▶ **ROWS**
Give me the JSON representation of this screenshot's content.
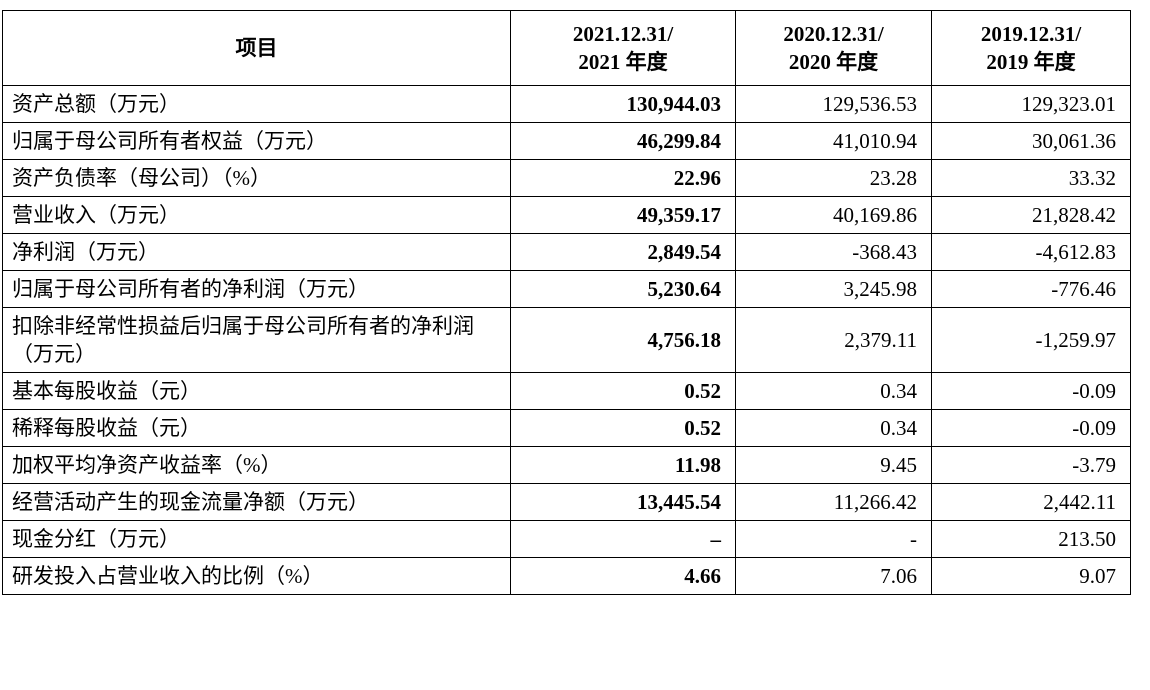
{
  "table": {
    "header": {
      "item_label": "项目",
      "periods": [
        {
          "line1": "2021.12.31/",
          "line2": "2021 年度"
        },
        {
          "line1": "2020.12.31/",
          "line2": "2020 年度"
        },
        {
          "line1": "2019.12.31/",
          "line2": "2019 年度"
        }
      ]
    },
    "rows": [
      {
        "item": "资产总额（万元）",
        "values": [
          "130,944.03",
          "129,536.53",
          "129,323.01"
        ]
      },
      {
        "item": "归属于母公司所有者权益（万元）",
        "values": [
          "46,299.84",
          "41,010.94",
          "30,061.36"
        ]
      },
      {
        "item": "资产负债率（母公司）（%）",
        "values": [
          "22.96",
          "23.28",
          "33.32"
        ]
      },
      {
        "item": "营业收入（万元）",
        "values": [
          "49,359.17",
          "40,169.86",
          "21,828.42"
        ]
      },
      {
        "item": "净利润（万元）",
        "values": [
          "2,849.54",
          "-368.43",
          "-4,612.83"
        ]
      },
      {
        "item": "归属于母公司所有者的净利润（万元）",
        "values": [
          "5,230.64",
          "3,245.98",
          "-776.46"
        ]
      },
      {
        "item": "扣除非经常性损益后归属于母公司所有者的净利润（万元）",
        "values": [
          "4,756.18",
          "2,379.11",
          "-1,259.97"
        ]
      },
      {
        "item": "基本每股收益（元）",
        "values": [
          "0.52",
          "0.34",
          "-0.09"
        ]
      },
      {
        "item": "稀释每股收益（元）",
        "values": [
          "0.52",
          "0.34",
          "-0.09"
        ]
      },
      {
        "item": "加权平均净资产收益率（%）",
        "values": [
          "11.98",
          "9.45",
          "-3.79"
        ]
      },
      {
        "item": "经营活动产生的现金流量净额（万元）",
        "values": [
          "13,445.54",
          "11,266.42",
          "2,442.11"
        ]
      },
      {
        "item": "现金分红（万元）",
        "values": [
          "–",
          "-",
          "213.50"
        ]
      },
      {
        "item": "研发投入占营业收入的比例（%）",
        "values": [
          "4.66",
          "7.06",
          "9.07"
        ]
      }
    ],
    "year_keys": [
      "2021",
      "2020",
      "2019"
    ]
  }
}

▶ **EXERCISE GOAL**
Copy every record above exactly, leaving out any pictures.

▶ **SOLVED PROBLEM**
Give me the JSON representation of this screenshot's content.
{
  "table": {
    "header": {
      "item_label": "项目",
      "periods": [
        {
          "line1": "2021.12.31/",
          "line2": "2021 年度"
        },
        {
          "line1": "2020.12.31/",
          "line2": "2020 年度"
        },
        {
          "line1": "2019.12.31/",
          "line2": "2019 年度"
        }
      ]
    },
    "rows": [
      {
        "item": "资产总额（万元）",
        "values": [
          "130,944.03",
          "129,536.53",
          "129,323.01"
        ]
      },
      {
        "item": "归属于母公司所有者权益（万元）",
        "values": [
          "46,299.84",
          "41,010.94",
          "30,061.36"
        ]
      },
      {
        "item": "资产负债率（母公司）（%）",
        "values": [
          "22.96",
          "23.28",
          "33.32"
        ]
      },
      {
        "item": "营业收入（万元）",
        "values": [
          "49,359.17",
          "40,169.86",
          "21,828.42"
        ]
      },
      {
        "item": "净利润（万元）",
        "values": [
          "2,849.54",
          "-368.43",
          "-4,612.83"
        ]
      },
      {
        "item": "归属于母公司所有者的净利润（万元）",
        "values": [
          "5,230.64",
          "3,245.98",
          "-776.46"
        ]
      },
      {
        "item": "扣除非经常性损益后归属于母公司所有者的净利润（万元）",
        "values": [
          "4,756.18",
          "2,379.11",
          "-1,259.97"
        ]
      },
      {
        "item": "基本每股收益（元）",
        "values": [
          "0.52",
          "0.34",
          "-0.09"
        ]
      },
      {
        "item": "稀释每股收益（元）",
        "values": [
          "0.52",
          "0.34",
          "-0.09"
        ]
      },
      {
        "item": "加权平均净资产收益率（%）",
        "values": [
          "11.98",
          "9.45",
          "-3.79"
        ]
      },
      {
        "item": "经营活动产生的现金流量净额（万元）",
        "values": [
          "13,445.54",
          "11,266.42",
          "2,442.11"
        ]
      },
      {
        "item": "现金分红（万元）",
        "values": [
          "–",
          "-",
          "213.50"
        ]
      },
      {
        "item": "研发投入占营业收入的比例（%）",
        "values": [
          "4.66",
          "7.06",
          "9.07"
        ]
      }
    ],
    "year_keys": [
      "2021",
      "2020",
      "2019"
    ]
  }
}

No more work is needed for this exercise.